**Problem details:** Search the records for "setup". Copy every line where it appears.

**Rows from a figure dataset:**
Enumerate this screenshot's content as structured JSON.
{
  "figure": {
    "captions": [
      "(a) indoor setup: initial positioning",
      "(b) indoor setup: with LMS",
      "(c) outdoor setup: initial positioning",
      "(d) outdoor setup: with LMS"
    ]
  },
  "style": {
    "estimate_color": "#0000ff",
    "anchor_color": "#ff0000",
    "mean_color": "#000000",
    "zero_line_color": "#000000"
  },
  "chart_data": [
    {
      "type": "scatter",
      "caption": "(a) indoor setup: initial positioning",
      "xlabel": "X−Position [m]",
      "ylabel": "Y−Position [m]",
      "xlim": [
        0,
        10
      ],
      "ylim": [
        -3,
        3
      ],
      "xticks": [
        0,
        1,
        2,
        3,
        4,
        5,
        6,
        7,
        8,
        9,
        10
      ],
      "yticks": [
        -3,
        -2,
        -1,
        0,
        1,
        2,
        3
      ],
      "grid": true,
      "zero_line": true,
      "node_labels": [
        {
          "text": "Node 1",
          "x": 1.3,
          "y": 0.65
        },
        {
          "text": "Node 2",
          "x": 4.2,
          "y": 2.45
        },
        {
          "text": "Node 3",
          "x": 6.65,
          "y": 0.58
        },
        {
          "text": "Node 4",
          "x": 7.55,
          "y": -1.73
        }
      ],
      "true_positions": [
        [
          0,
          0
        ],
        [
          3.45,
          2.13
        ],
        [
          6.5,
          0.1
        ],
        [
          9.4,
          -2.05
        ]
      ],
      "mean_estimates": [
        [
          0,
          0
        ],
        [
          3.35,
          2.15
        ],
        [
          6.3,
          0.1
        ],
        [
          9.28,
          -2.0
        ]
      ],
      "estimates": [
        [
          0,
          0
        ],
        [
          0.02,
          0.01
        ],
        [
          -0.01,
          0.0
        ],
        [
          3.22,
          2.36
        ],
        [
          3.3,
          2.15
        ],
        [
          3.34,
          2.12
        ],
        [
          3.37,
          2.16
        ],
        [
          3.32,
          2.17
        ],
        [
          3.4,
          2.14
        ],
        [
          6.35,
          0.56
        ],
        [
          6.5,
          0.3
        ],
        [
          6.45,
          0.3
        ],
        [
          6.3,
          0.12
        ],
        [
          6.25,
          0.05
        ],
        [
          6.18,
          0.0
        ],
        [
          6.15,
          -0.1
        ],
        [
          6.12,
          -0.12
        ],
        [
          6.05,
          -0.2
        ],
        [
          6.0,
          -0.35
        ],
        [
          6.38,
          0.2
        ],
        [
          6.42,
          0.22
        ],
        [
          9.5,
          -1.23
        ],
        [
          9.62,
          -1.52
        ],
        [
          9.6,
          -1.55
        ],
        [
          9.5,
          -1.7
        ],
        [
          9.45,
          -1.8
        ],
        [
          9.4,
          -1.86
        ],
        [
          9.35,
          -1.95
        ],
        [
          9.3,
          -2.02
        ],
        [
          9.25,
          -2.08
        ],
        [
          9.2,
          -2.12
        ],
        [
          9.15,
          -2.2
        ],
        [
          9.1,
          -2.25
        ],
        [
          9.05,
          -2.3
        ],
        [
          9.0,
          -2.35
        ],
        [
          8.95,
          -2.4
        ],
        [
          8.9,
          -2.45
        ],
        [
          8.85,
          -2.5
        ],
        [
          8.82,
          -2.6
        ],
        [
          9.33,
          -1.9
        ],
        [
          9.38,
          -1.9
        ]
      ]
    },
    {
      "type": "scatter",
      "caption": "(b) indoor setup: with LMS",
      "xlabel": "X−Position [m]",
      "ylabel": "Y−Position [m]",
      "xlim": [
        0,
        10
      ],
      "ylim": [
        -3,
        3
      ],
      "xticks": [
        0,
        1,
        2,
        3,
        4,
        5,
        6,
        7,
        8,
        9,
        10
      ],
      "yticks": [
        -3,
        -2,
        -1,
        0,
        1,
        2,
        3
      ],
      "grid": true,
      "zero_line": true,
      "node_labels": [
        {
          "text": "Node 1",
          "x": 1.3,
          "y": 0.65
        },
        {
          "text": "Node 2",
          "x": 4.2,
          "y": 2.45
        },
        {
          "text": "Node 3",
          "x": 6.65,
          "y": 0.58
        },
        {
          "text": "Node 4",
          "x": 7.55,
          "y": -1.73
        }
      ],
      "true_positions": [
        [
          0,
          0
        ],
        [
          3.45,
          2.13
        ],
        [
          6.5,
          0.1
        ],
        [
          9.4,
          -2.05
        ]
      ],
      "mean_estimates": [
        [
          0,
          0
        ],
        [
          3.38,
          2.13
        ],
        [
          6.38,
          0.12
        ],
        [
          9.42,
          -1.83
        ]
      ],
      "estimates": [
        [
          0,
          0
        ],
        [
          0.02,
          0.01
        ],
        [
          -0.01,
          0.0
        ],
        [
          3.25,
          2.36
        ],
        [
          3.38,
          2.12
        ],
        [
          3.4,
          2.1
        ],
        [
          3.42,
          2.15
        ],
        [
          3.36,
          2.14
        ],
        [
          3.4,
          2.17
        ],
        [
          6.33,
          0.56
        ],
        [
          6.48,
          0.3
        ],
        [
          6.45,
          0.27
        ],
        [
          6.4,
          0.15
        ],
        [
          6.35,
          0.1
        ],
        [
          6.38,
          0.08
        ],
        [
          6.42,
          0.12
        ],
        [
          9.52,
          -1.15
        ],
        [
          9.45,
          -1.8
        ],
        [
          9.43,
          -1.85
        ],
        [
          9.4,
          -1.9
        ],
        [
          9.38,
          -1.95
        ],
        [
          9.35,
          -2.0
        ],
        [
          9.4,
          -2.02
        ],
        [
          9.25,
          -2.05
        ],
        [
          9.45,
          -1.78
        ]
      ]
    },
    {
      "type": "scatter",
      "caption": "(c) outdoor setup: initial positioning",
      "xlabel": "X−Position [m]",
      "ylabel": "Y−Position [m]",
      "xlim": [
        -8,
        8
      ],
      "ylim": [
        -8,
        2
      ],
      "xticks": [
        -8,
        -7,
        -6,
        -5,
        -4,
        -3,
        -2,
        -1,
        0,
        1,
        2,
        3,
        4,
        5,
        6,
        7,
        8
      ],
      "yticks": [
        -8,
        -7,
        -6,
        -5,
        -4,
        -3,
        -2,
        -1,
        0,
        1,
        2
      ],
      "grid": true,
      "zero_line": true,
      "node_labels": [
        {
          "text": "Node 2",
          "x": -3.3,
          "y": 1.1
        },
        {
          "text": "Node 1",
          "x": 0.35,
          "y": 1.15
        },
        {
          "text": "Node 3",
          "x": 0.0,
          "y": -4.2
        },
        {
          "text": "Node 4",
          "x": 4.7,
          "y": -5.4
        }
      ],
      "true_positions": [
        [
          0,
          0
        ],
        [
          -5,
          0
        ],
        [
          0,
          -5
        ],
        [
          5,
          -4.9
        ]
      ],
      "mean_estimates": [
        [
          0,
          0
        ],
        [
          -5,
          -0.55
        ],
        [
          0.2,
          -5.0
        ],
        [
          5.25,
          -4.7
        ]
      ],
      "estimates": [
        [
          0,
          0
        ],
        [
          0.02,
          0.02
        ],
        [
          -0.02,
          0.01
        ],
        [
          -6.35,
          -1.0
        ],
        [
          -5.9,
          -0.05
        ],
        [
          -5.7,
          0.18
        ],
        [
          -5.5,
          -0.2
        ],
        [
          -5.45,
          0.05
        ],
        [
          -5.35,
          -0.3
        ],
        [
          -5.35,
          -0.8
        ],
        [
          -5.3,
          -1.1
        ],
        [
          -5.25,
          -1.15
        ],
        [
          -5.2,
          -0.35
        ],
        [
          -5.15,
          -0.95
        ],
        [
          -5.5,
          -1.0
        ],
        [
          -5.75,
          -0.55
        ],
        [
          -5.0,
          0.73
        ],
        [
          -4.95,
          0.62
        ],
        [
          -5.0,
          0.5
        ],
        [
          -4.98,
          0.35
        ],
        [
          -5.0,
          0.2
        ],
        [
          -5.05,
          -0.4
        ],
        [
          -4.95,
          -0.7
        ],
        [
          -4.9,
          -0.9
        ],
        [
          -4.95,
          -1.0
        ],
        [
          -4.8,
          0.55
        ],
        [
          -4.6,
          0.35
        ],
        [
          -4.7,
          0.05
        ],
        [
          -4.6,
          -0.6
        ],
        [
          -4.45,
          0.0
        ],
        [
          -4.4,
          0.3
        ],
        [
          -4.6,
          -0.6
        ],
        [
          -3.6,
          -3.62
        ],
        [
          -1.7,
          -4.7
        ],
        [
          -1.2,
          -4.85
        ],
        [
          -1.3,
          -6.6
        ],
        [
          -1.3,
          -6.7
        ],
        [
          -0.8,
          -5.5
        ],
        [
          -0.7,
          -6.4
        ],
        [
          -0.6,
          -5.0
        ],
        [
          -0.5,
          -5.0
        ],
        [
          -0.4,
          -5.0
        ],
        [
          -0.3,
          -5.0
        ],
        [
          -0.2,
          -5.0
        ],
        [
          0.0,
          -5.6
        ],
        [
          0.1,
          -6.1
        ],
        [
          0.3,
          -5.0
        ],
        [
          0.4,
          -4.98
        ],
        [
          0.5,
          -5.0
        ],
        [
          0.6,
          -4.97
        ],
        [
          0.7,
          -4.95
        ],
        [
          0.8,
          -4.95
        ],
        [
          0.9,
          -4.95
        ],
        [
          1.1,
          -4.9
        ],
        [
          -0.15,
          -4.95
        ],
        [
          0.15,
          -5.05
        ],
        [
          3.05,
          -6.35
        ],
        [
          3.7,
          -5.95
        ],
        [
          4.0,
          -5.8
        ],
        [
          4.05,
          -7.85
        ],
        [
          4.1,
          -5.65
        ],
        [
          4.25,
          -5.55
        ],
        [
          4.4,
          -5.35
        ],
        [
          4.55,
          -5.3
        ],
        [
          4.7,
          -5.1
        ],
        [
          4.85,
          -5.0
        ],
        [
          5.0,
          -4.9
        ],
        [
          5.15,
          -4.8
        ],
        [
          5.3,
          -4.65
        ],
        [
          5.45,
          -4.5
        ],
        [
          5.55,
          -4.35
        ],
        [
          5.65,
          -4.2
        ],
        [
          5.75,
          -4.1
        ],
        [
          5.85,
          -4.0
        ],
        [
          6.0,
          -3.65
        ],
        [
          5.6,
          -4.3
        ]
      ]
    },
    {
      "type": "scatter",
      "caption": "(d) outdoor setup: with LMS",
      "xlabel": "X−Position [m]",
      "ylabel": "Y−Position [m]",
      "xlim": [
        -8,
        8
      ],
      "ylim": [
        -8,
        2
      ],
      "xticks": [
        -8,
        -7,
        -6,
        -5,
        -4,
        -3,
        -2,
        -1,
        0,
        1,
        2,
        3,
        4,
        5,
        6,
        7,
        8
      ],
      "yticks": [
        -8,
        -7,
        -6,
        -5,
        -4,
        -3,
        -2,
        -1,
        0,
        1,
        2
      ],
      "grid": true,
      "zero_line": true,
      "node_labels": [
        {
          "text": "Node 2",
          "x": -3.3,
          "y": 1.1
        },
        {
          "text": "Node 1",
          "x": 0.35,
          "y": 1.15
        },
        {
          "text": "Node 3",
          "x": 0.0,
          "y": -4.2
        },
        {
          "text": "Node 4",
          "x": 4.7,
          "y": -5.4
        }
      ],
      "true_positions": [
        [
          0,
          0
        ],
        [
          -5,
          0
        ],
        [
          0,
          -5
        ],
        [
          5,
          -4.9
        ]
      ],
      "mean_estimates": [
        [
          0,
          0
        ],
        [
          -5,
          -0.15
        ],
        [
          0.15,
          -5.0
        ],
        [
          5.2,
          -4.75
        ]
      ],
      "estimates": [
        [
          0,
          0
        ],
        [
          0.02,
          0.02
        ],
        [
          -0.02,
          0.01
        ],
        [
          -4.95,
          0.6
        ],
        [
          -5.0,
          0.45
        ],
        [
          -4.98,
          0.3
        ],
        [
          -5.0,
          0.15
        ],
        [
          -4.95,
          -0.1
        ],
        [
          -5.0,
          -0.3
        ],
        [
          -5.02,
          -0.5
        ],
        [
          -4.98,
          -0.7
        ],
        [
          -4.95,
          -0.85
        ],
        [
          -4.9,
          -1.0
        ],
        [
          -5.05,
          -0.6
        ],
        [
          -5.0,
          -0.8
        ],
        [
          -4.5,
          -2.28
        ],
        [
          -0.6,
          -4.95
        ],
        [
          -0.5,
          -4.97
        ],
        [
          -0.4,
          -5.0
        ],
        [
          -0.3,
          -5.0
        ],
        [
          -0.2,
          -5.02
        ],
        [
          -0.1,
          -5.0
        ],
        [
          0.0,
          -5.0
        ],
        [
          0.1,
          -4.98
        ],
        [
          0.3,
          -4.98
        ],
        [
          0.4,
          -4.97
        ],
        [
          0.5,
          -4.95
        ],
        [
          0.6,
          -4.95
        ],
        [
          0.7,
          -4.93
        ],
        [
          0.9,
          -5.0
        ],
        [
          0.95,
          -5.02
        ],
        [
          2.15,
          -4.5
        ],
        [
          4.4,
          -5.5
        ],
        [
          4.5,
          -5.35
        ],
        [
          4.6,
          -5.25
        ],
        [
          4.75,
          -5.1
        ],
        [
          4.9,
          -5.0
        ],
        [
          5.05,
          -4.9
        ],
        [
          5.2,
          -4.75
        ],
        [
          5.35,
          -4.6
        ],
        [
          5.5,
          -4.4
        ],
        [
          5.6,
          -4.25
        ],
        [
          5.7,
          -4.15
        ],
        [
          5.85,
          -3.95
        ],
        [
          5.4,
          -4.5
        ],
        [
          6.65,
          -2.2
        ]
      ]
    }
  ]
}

**Reply:**
      "(a) indoor setup: initial positioning",
      "(b) indoor setup: with LMS",
      "(c) outdoor setup: initial positioning",
      "(d) outdoor setup: with LMS"
      "caption": "(a) indoor setup: initial positioning",
      "caption": "(b) indoor setup: with LMS",
      "caption": "(c) outdoor setup: initial positioning",
      "caption": "(d) outdoor setup: with LMS",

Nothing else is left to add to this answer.